:: WORK TO BE COMPLETED ::
Gather all lines in the entries that include the word "xlabel".

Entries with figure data

[BEGIN]

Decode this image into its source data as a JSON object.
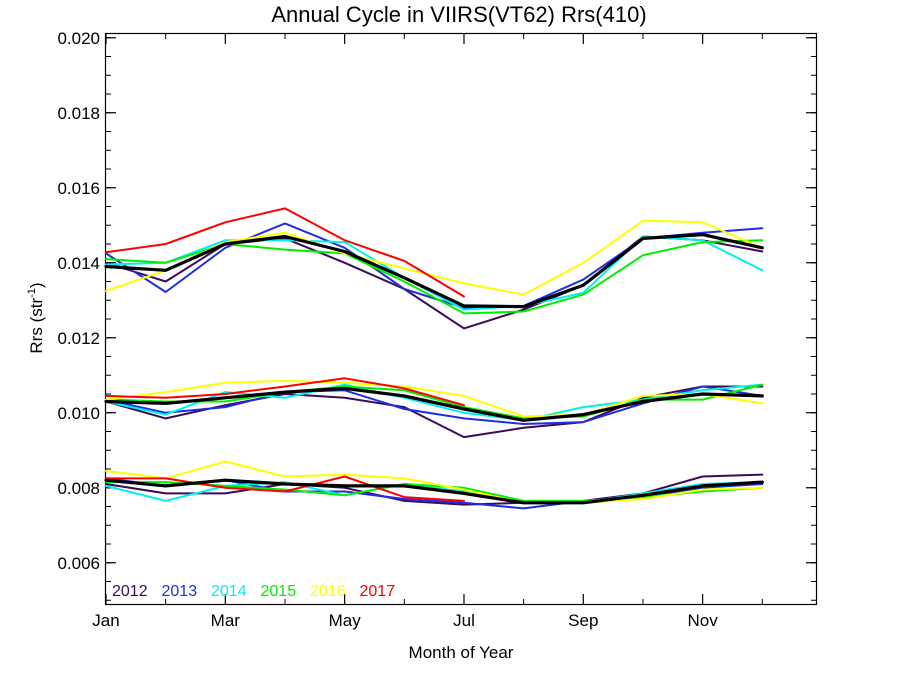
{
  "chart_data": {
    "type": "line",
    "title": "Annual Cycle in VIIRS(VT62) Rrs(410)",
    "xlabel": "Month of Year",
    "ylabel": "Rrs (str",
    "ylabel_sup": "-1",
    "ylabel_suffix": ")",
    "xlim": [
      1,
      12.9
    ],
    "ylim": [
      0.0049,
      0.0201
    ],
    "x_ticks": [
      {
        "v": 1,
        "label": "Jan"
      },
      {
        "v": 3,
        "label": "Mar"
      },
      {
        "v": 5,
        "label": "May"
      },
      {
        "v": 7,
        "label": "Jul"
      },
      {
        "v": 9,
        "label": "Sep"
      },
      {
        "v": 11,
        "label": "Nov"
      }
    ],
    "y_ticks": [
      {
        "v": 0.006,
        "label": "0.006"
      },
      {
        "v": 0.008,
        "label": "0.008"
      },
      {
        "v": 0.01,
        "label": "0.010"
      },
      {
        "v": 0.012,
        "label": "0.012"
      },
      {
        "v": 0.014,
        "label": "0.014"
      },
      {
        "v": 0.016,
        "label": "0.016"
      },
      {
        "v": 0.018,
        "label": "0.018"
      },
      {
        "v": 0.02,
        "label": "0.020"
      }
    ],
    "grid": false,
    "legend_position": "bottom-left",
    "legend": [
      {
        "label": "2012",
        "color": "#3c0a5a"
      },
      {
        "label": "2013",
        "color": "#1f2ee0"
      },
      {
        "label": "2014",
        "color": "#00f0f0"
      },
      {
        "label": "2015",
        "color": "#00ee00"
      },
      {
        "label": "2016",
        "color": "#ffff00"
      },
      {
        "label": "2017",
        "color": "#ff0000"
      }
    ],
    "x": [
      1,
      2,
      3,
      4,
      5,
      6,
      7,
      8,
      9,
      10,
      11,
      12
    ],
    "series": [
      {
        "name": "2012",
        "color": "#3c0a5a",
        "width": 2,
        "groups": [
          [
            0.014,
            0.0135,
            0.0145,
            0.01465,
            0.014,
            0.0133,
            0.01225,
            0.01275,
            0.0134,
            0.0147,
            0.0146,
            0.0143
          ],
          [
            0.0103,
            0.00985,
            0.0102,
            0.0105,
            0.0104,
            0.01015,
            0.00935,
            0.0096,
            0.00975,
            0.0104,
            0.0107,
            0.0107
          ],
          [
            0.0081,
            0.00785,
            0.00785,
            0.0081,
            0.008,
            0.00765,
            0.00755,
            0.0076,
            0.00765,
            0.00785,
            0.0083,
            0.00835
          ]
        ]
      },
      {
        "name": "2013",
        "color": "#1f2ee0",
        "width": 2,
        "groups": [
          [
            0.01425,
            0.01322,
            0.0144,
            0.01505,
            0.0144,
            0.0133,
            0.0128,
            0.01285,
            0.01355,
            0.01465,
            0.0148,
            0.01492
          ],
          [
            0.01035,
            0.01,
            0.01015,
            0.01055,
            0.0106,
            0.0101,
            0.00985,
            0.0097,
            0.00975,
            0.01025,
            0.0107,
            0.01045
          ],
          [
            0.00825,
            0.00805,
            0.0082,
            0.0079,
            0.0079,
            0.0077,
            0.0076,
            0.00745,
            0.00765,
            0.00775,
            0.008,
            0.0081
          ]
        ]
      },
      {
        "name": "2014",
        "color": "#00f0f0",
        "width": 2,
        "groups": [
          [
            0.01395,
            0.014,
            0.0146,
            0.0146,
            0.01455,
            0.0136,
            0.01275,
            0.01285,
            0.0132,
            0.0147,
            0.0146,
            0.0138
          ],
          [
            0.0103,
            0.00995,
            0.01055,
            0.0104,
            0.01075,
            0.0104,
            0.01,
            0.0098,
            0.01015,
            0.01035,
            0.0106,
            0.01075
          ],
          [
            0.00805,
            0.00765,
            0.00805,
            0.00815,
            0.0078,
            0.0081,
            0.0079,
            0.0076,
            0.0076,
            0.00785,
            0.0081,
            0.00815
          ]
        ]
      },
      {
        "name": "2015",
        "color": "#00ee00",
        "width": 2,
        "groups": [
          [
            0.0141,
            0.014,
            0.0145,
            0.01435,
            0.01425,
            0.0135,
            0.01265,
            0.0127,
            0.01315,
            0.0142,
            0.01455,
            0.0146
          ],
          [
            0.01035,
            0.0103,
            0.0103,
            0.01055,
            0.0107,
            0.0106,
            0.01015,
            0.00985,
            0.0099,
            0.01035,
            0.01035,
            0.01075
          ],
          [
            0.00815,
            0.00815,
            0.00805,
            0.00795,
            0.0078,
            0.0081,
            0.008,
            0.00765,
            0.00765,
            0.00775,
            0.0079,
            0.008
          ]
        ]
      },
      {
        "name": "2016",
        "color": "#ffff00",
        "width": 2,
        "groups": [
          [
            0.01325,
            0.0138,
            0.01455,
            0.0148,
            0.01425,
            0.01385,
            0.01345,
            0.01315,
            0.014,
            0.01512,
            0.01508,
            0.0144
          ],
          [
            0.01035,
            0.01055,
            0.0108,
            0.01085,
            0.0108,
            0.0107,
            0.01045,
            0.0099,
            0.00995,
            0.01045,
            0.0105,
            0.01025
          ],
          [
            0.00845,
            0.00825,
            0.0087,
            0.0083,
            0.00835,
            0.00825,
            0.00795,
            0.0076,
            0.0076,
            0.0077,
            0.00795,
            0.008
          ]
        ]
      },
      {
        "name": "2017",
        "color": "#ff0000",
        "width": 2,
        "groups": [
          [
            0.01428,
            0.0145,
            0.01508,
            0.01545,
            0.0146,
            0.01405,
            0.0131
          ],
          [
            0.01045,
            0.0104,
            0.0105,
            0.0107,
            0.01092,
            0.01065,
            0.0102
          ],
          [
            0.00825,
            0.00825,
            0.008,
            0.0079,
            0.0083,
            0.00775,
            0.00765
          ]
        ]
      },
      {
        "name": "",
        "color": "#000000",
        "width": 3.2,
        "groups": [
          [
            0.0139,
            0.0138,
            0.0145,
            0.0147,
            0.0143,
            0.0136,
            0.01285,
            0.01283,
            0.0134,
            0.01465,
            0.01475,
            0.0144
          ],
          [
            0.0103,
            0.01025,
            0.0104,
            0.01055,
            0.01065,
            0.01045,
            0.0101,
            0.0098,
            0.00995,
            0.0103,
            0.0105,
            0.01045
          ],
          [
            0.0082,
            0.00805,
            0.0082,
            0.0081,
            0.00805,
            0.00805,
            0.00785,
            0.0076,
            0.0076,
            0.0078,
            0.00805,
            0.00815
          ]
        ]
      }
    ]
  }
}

[END]
[BEGIN]

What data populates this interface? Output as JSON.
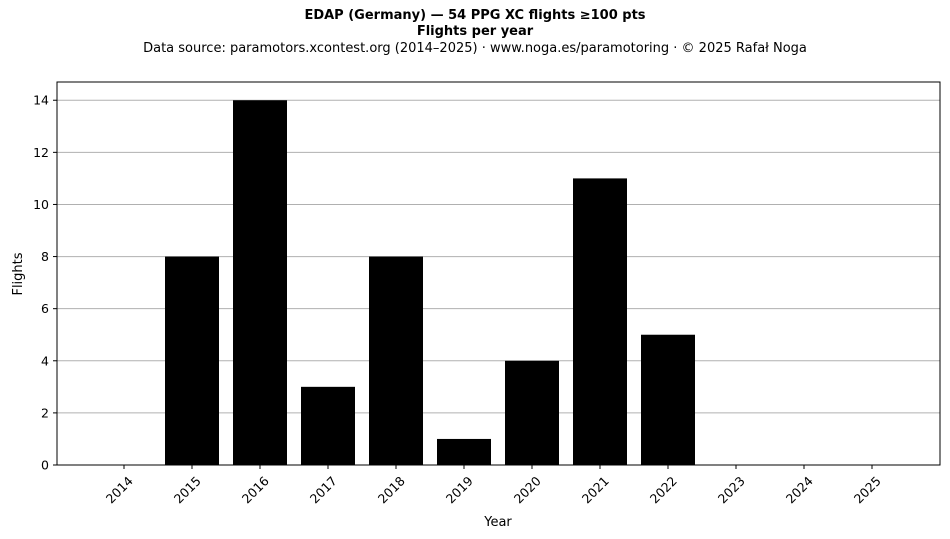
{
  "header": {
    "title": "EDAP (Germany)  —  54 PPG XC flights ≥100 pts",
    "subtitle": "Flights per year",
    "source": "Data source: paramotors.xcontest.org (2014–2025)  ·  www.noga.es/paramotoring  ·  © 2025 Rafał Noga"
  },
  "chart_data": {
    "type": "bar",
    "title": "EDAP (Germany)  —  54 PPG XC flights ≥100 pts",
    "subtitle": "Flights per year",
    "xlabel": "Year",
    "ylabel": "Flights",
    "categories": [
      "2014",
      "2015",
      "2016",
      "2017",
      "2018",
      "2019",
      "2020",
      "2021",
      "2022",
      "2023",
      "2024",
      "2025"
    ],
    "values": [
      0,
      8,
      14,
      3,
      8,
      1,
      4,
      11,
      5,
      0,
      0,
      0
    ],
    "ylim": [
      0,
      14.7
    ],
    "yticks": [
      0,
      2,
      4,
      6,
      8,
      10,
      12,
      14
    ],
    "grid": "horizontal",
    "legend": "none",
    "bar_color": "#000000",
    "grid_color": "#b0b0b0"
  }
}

[END]
[BEGIN]

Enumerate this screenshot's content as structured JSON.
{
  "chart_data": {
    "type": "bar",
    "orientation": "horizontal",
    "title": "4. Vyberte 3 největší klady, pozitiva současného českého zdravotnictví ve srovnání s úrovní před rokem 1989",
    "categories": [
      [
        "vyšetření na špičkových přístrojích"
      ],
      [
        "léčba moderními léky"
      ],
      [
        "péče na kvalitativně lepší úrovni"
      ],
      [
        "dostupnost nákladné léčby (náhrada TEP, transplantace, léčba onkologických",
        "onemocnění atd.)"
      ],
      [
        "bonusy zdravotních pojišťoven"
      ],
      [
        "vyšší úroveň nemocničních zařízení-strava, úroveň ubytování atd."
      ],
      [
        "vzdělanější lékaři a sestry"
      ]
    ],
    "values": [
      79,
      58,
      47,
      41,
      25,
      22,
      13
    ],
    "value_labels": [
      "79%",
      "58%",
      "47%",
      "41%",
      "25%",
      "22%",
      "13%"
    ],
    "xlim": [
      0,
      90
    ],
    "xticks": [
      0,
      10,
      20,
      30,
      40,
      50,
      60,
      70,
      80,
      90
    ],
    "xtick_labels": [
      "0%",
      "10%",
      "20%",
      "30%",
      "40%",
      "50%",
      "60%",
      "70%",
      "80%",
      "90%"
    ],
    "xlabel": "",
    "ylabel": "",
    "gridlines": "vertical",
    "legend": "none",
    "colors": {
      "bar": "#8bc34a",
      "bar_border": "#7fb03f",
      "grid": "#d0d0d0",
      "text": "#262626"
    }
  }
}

[END]

:: RIGHT ANSWER ::
    "xlabel": "Month of Year",
    "xlabel": "Year",
    "xlabel": "",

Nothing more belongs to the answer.